* Listed entries:

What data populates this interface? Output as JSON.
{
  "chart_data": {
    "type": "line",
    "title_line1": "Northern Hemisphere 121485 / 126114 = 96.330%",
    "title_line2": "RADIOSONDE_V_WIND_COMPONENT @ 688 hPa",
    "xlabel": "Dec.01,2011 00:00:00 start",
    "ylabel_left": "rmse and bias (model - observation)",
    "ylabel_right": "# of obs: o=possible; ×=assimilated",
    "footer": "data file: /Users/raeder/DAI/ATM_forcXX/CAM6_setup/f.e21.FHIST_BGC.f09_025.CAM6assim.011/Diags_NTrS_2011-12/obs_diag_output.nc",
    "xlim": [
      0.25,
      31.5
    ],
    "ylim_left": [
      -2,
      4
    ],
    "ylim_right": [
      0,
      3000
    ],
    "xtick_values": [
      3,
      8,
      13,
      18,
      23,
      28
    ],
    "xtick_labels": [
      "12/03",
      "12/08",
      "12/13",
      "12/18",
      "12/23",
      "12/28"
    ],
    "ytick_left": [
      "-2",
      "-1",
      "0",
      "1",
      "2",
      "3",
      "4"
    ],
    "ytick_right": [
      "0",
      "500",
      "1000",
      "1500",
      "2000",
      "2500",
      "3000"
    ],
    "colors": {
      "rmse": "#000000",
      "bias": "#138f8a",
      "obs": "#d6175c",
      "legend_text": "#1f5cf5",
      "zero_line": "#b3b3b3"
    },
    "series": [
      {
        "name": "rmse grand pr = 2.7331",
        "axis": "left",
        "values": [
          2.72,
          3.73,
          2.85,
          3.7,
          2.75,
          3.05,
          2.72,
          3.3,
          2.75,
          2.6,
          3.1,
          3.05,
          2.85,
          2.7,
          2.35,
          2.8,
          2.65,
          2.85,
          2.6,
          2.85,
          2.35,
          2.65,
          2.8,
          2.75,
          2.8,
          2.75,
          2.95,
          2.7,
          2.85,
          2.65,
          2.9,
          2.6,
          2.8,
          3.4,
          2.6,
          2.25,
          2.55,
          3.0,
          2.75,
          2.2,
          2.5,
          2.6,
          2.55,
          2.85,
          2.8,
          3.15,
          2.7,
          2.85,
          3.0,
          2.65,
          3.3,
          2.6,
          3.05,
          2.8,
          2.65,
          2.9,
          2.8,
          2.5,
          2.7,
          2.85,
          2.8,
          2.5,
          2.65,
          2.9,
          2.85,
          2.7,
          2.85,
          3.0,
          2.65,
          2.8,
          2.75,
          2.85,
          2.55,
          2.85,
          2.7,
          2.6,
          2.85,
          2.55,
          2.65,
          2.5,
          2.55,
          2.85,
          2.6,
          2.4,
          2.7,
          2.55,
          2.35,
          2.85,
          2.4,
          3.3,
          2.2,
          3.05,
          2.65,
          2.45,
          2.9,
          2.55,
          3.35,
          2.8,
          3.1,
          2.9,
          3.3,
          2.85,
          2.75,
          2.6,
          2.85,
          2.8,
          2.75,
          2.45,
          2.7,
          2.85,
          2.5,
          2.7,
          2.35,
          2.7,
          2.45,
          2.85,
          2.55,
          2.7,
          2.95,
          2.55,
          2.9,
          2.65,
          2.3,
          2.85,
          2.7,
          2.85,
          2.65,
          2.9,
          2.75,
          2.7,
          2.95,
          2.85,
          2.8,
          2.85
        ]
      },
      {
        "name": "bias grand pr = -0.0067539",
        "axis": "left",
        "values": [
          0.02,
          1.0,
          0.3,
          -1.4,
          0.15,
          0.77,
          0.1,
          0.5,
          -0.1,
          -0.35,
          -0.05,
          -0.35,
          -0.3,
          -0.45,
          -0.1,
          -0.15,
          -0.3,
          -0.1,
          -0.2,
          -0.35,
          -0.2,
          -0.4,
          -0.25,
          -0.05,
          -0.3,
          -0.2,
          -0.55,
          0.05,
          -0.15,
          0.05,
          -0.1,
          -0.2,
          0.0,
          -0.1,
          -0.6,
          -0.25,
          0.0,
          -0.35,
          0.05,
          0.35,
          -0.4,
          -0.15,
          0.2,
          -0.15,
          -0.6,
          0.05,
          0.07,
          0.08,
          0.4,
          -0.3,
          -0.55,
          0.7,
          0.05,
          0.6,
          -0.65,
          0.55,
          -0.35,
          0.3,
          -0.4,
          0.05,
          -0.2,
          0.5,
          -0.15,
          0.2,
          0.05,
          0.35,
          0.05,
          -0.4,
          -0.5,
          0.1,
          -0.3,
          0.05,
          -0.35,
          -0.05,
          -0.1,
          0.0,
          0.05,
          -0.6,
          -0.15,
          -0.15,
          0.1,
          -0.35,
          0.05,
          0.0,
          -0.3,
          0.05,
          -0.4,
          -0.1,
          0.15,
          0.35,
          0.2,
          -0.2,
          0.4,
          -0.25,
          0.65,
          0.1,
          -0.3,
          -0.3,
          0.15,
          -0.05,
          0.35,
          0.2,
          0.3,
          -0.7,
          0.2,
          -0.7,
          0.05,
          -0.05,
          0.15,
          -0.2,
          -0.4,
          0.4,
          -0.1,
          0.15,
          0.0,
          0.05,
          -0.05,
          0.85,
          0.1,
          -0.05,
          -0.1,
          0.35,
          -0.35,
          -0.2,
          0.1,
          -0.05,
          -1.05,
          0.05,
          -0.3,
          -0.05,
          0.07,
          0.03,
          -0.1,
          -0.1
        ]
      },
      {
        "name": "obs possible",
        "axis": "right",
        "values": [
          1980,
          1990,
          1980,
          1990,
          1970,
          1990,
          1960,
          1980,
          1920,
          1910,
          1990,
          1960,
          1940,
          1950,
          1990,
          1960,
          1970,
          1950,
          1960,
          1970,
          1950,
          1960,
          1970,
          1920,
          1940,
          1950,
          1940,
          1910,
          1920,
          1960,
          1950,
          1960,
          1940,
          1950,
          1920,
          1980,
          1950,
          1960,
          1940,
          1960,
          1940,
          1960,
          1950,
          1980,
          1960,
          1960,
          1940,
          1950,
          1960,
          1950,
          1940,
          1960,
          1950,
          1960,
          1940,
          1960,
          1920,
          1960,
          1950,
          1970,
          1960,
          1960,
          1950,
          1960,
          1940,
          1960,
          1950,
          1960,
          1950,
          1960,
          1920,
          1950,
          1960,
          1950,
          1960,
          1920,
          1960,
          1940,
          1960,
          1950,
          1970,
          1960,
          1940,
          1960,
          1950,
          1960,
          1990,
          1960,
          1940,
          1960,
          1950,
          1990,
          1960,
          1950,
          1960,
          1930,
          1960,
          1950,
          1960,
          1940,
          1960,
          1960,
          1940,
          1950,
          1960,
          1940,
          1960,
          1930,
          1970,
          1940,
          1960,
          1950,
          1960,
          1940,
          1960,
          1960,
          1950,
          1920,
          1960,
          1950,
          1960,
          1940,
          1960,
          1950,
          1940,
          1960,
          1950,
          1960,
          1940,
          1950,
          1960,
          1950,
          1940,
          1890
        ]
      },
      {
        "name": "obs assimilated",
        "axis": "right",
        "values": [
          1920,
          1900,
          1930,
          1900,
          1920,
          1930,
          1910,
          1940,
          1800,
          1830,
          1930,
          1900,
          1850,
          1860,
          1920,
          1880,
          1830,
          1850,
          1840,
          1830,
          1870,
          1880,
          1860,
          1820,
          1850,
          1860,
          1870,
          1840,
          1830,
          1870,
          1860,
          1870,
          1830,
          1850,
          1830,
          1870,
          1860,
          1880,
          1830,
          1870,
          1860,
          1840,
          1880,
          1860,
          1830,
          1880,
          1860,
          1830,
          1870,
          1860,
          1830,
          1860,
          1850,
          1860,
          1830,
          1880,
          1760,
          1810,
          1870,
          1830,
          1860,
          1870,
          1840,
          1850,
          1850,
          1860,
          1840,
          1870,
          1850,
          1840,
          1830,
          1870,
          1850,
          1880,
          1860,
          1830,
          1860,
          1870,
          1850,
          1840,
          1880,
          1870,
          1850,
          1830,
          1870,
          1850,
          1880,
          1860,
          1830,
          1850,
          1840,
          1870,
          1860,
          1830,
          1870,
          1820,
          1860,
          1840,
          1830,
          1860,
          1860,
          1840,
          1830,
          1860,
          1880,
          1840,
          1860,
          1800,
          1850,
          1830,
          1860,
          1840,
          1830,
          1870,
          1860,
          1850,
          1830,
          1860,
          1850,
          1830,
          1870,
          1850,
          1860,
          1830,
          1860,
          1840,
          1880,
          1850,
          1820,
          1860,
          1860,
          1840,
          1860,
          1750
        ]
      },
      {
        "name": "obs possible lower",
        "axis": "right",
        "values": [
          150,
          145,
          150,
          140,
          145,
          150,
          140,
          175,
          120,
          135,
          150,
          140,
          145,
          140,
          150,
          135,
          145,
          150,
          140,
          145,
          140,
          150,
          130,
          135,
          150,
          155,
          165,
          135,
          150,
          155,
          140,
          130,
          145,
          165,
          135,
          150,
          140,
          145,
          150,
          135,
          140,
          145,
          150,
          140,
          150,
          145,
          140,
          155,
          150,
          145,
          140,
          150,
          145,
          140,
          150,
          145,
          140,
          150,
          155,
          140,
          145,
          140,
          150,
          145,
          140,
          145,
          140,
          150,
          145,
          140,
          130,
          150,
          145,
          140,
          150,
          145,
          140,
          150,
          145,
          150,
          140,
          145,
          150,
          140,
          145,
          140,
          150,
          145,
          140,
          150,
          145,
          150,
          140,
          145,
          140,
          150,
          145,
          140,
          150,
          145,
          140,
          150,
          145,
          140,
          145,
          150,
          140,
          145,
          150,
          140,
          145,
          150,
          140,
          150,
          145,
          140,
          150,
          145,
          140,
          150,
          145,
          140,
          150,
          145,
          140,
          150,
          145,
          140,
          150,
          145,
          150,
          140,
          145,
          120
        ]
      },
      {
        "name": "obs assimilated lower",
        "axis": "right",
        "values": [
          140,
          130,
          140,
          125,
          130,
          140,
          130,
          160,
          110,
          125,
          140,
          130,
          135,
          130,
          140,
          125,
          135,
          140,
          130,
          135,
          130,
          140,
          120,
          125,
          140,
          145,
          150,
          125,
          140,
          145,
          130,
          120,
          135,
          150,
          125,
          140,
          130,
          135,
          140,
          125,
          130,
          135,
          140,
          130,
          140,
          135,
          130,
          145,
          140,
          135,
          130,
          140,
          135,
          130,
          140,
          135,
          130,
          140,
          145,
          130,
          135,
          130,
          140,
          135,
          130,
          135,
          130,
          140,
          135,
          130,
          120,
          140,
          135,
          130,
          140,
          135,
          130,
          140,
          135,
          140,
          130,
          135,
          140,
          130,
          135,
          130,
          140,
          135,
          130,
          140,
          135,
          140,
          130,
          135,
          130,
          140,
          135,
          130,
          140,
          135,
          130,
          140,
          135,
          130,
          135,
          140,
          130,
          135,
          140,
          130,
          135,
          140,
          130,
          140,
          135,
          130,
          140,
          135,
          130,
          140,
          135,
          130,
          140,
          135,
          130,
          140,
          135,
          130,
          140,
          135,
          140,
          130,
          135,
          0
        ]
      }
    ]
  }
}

* Task brief:
Gather all the lines that include the word "lower" and copy them out.

* Finished task:
        "name": "obs possible lower",
        "name": "obs assimilated lower",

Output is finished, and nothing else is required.